Annotated region listings:

-- start --

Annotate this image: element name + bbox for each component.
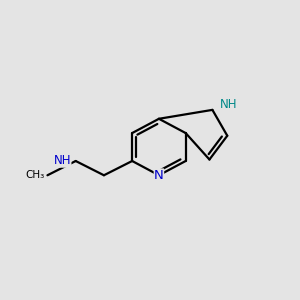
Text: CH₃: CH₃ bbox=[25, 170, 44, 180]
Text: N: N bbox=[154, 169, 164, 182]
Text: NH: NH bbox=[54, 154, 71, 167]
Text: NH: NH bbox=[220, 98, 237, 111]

-- end --
-- start --

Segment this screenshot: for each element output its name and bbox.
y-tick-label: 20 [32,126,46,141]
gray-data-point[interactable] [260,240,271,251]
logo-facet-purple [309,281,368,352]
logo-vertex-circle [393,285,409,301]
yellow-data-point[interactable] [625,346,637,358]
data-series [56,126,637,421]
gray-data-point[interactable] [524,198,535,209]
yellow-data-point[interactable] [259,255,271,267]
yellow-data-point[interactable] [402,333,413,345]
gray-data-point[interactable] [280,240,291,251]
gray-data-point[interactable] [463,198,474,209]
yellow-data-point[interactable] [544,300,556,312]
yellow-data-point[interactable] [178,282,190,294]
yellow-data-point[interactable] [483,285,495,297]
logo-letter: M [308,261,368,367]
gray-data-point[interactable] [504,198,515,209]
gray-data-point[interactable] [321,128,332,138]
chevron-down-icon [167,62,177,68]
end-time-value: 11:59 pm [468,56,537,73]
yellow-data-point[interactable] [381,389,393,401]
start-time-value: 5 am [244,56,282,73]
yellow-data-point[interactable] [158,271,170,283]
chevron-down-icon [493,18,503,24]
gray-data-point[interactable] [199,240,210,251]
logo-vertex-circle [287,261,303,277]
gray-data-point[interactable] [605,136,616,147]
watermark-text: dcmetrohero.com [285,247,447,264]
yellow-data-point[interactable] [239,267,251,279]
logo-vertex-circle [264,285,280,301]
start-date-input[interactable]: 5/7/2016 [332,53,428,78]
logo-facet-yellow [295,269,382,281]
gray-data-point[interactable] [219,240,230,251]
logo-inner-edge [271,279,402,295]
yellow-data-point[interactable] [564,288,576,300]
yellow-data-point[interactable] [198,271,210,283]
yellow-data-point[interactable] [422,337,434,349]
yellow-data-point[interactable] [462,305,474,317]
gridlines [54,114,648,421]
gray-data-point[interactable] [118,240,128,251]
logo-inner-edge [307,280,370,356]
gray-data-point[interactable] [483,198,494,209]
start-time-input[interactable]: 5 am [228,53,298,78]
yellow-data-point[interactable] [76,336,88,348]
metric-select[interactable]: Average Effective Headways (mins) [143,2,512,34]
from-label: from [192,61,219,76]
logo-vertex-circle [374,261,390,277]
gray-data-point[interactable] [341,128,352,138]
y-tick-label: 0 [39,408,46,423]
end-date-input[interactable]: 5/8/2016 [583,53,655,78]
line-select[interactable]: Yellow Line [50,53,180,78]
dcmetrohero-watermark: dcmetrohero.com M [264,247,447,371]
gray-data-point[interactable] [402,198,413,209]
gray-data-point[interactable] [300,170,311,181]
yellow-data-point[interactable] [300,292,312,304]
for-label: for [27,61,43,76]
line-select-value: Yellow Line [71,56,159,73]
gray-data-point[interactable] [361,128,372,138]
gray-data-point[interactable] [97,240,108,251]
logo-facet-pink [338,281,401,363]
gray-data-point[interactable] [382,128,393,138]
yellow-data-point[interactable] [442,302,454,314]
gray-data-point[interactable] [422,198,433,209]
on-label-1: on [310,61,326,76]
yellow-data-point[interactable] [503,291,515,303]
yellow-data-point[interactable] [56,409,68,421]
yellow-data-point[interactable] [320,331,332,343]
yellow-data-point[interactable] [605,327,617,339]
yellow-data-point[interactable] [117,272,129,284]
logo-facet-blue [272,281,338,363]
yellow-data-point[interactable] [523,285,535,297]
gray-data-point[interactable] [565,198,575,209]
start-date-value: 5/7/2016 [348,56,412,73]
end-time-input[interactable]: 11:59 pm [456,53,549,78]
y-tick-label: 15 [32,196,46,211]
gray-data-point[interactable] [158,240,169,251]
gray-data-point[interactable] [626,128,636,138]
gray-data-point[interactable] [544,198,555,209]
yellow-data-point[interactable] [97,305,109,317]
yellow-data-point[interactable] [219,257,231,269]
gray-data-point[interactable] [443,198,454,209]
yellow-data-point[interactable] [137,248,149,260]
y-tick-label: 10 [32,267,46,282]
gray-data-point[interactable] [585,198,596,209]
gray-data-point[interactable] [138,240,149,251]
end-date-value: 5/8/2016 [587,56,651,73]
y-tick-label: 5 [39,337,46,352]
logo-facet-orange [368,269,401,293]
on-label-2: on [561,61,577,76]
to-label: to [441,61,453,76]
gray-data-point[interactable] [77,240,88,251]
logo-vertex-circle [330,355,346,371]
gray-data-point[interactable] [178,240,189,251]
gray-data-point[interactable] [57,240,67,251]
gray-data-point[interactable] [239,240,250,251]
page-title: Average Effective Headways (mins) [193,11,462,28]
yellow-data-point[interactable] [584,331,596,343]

-- end --
-- start --

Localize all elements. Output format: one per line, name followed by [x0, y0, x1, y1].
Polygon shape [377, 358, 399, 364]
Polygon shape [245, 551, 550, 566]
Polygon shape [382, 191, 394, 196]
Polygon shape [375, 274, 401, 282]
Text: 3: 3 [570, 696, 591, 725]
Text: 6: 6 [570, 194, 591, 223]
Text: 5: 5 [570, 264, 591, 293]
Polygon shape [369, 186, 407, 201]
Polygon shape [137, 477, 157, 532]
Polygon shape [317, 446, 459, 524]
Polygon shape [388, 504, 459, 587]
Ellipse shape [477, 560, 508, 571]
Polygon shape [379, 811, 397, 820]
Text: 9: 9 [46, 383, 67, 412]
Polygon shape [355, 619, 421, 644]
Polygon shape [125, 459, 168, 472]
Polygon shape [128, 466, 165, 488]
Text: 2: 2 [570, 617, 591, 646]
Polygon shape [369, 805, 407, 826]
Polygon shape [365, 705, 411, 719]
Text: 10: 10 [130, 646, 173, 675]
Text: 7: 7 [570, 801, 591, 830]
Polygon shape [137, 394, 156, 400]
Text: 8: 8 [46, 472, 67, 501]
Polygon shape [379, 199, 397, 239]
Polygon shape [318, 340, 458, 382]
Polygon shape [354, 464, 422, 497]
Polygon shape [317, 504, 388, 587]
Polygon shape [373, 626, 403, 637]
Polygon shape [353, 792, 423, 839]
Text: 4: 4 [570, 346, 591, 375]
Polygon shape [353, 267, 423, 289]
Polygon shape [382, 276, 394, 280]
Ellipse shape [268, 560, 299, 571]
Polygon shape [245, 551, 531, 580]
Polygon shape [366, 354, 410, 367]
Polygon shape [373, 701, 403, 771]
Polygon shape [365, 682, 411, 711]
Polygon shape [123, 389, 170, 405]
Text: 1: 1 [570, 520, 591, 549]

-- end --

Problem description: Format the material as a two-column CSV with the header input,output, starting at the line that has "Segment this screenshot: for" and stopping after the line that has "gray-data-point[interactable] [118,240,128,251]". Each entry gets one row, with its text in input and its answer in output, and each field is quoted with line breaks turned into spaces.

Answer below:
input,output
"Segment this screenshot: for each element output its name and bbox.","y-tick-label: 20 [32,126,46,141] gray-data-point[interactable] [260,240,271,251] logo-facet-purple [309,281,368,352] logo-vertex-circle [393,285,409,301] yellow-data-point[interactable] [625,346,637,358] data-series [56,126,637,421] gray-data-point[interactable] [524,198,535,209] yellow-data-point[interactable] [259,255,271,267] yellow-data-point[interactable] [402,333,413,345] gray-data-point[interactable] [280,240,291,251] gray-data-point[interactable] [463,198,474,209] yellow-data-point[interactable] [544,300,556,312] yellow-data-point[interactable] [178,282,190,294] yellow-data-point[interactable] [483,285,495,297] logo-letter: M [308,261,368,367] gray-data-point[interactable] [504,198,515,209] gray-data-point[interactable] [321,128,332,138] chevron-down-icon [167,62,177,68] end-time-value: 11:59 pm [468,56,537,73] yellow-data-point[interactable] [381,389,393,401] start-time-value: 5 am [244,56,282,73] yellow-data-point[interactable] [158,271,170,283] chevron-down-icon [493,18,503,24] gray-data-point[interactable] [199,240,210,251] logo-vertex-circle [287,261,303,277] gray-data-point[interactable] [605,136,616,147] watermark-text: dcmetrohero.com [285,247,447,264] yellow-data-point[interactable] [239,267,251,279] logo-vertex-circle [264,285,280,301] start-date-input[interactable]: 5/7/2016 [332,53,428,78] logo-facet-yellow [295,269,382,281] gray-data-point[interactable] [219,240,230,251] logo-inner-edge [271,279,402,295] yellow-data-point[interactable] [564,288,576,300] yellow-data-point[interactable] [198,271,210,283] yellow-data-point[interactable] [422,337,434,349] yellow-data-point[interactable] [462,305,474,317] gridlines [54,114,648,421] gray-data-point[interactable] [118,240,128,251]"